Cosa si chiede:
a. Riscrivi in forma più breve il paragrafo del brano sulle terme romane che comincia con "Le terme erano dunque", mantenendo i fatti principali.
b. Nel brano sulle terme romane, con che cosa si ammorbidivano i peli prima di raderli?
c. Ricopia senza modifiche tutto il tratto del brano sulle terme romane che va da "Le terme erano" giù fino a "interessati delle romane.".

Estratto della pagina:
• • •

L‘episodio di prepotenza di un console Romano di passaggio per Teano, tramandatoci da Aulo Gellio è ben noto: “Arriva un console a Teano; viene in capo alla consolessa di prendere un bagno nel reparto maschile delle terme anziché in quello delle donne, così il notabile del tempo dà subito ordine che si mettano fuori i bagnanti per lasciar la terma a disposizione della dama. Ma o che quello sfratto improvviso non fosse stato molto sollecito o che la consolessa non trovasse l'arredamento del locale adeguato alle sue esigenze e al suo malumore, fatto sta che , in men che non si dica, il notabile è messo al palo e punito a morte a suon di verghe”.
Probabilmente la storiella è ampliata, vero è, che, a scanso di guai, nella vicina Cales il consiglio dei decurioni decretò che quando un magistrato romano si trovasse per disgrazia a passare da quelle parti si proibisse a chiunque di prendere i bagni nella pubblica terma.
L'episodio riportato da Aulo Gellio (II s.d.c.) è certamente di età romana più arcaica, probabilmente della prima repubblica, perche già nell'ultimo periodo della Repubblica in Roma e poi per tutto l'impero, le donne e gli uomini frequentavano mescolati le stesse terme, con la sola accortezza degli spogliatoi separati.
Le terme erano dunque dei centri di benessere attraverso l'uso dell'acqua dove si aveva l'occasione per uomini e donne di esibire corpi succintamente vestiti in un gioco di seduzione, esibizionismo e “rimorchio”, un po' l'equivalente delle nostre piscine. In questi luoghi vi erano delle piccole arene dove gli uomini si dedicavano agli esercizi ed alla lotta con i loro muscolosi corpi lucidi perché plasmati dalle essenze di oli e che attiravano non pochi sguardi interessati delle romane.
Il modello di uomo desiderabile alle donne di quel tempo non è cambiato molto dal modello di uomo che piace oggi alle nostre donne: un po' abbronzato e atletico, con glutei prominenti, cosce tornite (e depilate, usavano anche depilare le braccia ammorbidendo i peli con gusci di noci arroventate prima di rasarli), spalle larghe, schiena lunga e petto ampio.

• • •

Materiale fornito:
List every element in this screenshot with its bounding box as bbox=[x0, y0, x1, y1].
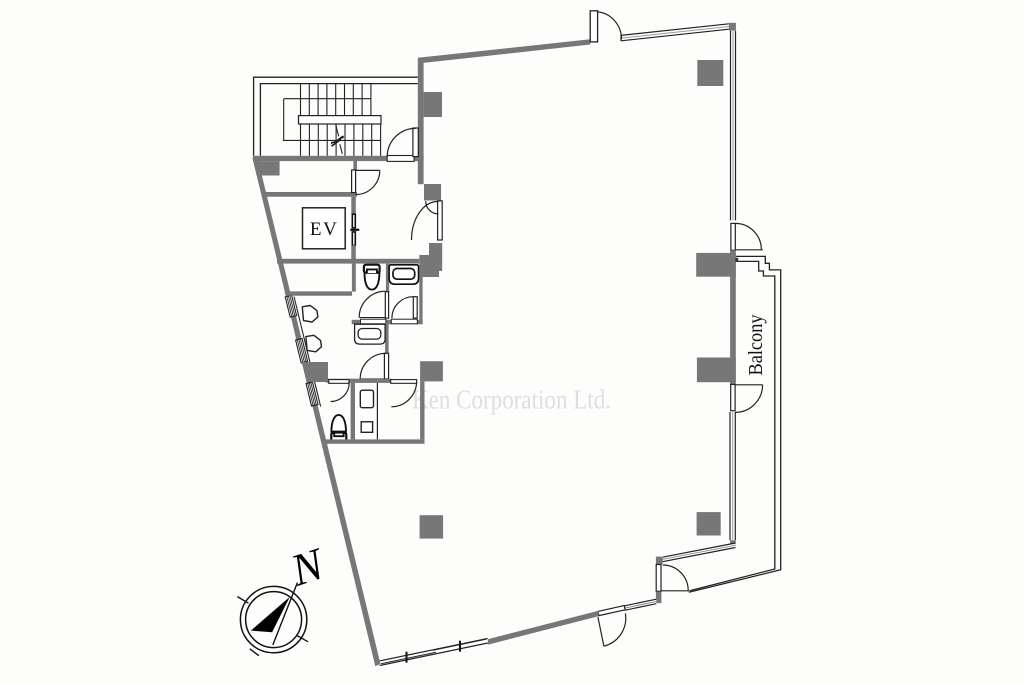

• • •

Risposte ai compiti:
a. Le terme erano centri di benessere basati sull'uso dell'acqua, un po' come le nostre piscine, dove uomini e donne si mostravano poco vestiti tra seduzione, esibizionismo e "rimorchio". Avevano piccole arene in cui gli uomini si allenavano e lottavano, con il corpo lucido di oli, attirando gli sguardi delle donne romane.

b. Con gusci di noci arroventati.

c.
Le terme erano dunque dei centri di benessere attraverso l'uso dell'acqua dove si aveva l'occasione per uomini e donne di esibire corpi succintamente vestiti in un gioco di seduzione, esibizionismo e “rimorchio”, un po' l'equivalente delle nostre piscine. In questi luoghi vi erano delle piccole arene dove gli uomini si dedicavano agli esercizi ed alla lotta con i loro muscolosi corpi lucidi perché plasmati dalle essenze di oli e che attiravano non pochi sguardi interessati delle romane.